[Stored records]
▼▼▼
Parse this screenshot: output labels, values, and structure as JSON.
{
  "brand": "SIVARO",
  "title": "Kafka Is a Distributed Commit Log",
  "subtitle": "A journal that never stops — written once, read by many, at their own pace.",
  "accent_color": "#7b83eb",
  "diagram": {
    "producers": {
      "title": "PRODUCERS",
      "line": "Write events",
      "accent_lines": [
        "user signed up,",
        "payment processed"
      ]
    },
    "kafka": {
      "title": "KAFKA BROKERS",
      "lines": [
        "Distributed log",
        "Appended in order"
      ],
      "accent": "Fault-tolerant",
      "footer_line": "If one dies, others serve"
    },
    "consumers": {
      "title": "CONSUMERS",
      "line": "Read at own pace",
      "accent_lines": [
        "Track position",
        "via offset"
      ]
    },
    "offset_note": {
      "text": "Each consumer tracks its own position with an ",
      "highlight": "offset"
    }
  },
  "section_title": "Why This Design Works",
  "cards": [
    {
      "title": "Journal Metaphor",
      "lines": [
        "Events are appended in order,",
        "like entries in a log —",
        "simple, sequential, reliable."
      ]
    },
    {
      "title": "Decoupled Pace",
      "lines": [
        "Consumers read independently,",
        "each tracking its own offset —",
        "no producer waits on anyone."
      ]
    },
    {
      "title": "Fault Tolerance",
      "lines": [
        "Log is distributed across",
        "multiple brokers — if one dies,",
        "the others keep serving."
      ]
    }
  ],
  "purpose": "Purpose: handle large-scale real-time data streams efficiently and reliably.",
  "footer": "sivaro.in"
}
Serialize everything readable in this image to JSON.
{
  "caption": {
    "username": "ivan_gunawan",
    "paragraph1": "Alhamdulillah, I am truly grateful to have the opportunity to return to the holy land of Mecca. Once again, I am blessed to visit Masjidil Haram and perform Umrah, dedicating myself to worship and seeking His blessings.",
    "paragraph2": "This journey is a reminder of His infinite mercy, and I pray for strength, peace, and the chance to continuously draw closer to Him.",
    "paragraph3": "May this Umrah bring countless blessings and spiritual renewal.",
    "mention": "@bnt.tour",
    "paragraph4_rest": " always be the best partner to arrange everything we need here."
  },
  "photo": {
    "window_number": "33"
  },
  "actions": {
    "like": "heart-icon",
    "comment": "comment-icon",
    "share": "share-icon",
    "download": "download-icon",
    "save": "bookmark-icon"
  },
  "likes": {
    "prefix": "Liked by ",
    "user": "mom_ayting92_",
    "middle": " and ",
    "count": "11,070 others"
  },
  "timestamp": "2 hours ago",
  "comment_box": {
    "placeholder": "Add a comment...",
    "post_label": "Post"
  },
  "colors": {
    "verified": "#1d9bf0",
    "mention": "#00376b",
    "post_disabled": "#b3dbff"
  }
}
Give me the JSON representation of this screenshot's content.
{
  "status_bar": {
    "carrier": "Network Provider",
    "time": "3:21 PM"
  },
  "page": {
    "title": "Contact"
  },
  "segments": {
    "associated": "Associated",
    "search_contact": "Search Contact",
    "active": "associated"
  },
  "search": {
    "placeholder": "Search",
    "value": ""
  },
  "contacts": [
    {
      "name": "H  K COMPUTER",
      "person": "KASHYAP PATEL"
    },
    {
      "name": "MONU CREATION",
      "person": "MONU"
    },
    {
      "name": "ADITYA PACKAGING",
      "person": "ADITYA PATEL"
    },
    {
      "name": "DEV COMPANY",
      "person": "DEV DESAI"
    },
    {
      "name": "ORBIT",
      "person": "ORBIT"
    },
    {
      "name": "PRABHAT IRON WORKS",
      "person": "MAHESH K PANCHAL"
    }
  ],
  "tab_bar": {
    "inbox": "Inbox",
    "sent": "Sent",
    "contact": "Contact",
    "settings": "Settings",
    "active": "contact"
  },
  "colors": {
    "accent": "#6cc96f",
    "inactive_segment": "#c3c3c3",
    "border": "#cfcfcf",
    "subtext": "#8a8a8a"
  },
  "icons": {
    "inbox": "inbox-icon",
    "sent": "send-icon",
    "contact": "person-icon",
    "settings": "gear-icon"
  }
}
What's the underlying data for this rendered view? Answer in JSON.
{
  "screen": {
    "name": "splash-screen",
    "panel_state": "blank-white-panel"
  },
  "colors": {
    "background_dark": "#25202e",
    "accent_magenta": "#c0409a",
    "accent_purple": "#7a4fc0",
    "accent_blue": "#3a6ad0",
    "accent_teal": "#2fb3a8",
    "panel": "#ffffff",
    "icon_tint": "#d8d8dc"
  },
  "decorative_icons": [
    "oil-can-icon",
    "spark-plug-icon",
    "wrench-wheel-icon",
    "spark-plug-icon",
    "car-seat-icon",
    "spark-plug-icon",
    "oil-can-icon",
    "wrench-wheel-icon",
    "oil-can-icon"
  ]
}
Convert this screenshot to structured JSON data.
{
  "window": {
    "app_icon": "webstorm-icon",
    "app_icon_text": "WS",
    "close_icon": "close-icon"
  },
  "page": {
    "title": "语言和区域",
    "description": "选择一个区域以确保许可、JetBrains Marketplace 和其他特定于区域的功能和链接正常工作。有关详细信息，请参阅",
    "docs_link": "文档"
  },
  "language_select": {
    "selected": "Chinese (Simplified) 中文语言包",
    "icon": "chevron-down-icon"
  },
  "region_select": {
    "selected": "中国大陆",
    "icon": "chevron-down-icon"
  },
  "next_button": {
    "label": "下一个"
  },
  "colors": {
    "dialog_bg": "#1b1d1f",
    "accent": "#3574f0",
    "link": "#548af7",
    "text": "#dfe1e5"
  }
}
▲▲▲
PROBLEM DETAILS: Going through the entries above, tally each line that has the word "everything". Answer with the number only.

SOLUTION: 2